§ **GIVEN EXERCISE**
Write out, precisely and in full, each line of the material.

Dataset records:
=======
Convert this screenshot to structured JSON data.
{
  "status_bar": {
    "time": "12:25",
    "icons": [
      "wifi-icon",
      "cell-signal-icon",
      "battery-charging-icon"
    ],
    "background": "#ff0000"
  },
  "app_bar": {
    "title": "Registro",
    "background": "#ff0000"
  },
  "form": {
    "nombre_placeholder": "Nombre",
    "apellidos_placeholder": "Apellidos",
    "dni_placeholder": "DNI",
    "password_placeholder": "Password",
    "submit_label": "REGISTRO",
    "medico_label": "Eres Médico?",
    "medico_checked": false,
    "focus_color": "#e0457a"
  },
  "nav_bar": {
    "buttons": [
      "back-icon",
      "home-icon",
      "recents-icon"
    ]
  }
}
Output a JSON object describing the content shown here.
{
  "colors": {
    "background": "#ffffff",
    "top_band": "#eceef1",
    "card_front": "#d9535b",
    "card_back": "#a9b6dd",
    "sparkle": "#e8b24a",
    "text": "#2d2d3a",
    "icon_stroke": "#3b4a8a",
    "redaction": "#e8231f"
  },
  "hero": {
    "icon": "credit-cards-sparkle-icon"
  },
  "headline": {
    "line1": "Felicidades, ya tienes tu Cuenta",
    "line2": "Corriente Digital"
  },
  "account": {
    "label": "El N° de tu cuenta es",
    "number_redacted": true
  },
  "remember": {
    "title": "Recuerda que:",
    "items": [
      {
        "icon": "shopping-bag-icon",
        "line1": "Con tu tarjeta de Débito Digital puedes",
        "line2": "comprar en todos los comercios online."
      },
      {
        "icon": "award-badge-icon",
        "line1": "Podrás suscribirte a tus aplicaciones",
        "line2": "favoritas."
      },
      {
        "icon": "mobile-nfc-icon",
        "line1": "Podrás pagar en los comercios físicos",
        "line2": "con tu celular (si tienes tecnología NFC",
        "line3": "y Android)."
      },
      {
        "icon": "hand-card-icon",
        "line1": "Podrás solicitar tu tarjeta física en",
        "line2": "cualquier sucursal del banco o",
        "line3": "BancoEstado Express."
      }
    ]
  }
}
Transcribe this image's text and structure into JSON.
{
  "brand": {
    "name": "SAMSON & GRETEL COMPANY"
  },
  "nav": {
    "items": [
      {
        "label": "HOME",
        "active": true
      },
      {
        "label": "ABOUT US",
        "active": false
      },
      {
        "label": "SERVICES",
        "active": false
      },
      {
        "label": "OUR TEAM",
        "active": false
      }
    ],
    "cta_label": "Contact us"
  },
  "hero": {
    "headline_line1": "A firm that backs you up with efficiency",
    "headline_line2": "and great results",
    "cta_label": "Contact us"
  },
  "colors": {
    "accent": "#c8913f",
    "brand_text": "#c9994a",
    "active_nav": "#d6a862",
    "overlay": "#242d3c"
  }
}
=======
§ **RESULT FOR THIS EXERCISE**
Convert this screenshot to structured JSON data.
{
  "status_bar": {
    "time": "12:25",
    "icons": [
      "wifi-icon",
      "cell-signal-icon",
      "battery-charging-icon"
    ],
    "background": "#ff0000"
  },
  "app_bar": {
    "title": "Registro",
    "background": "#ff0000"
  },
  "form": {
    "nombre_placeholder": "Nombre",
    "apellidos_placeholder": "Apellidos",
    "dni_placeholder": "DNI",
    "password_placeholder": "Password",
    "submit_label": "REGISTRO",
    "medico_label": "Eres Médico?",
    "medico_checked": false,
    "focus_color": "#e0457a"
  },
  "nav_bar": {
    "buttons": [
      "back-icon",
      "home-icon",
      "recents-icon"
    ]
  }
}
Output a JSON object describing the content shown here.
{
  "colors": {
    "background": "#ffffff",
    "top_band": "#eceef1",
    "card_front": "#d9535b",
    "card_back": "#a9b6dd",
    "sparkle": "#e8b24a",
    "text": "#2d2d3a",
    "icon_stroke": "#3b4a8a",
    "redaction": "#e8231f"
  },
  "hero": {
    "icon": "credit-cards-sparkle-icon"
  },
  "headline": {
    "line1": "Felicidades, ya tienes tu Cuenta",
    "line2": "Corriente Digital"
  },
  "account": {
    "label": "El N° de tu cuenta es",
    "number_redacted": true
  },
  "remember": {
    "title": "Recuerda que:",
    "items": [
      {
        "icon": "shopping-bag-icon",
        "line1": "Con tu tarjeta de Débito Digital puedes",
        "line2": "comprar en todos los comercios online."
      },
      {
        "icon": "award-badge-icon",
        "line1": "Podrás suscribirte a tus aplicaciones",
        "line2": "favoritas."
      },
      {
        "icon": "mobile-nfc-icon",
        "line1": "Podrás pagar en los comercios físicos",
        "line2": "con tu celular (si tienes tecnología NFC",
        "line3": "y Android)."
      },
      {
        "icon": "hand-card-icon",
        "line1": "Podrás solicitar tu tarjeta física en",
        "line2": "cualquier sucursal del banco o",
        "line3": "BancoEstado Express."
      }
    ]
  }
}
Transcribe this image's text and structure into JSON.
{
  "brand": {
    "name": "SAMSON & GRETEL COMPANY"
  },
  "nav": {
    "items": [
      {
        "label": "HOME",
        "active": true
      },
      {
        "label": "ABOUT US",
        "active": false
      },
      {
        "label": "SERVICES",
        "active": false
      },
      {
        "label": "OUR TEAM",
        "active": false
      }
    ],
    "cta_label": "Contact us"
  },
  "hero": {
    "headline_line1": "A firm that backs you up with efficiency",
    "headline_line2": "and great results",
    "cta_label": "Contact us"
  },
  "colors": {
    "accent": "#c8913f",
    "brand_text": "#c9994a",
    "active_nav": "#d6a862",
    "overlay": "#242d3c"
  }
}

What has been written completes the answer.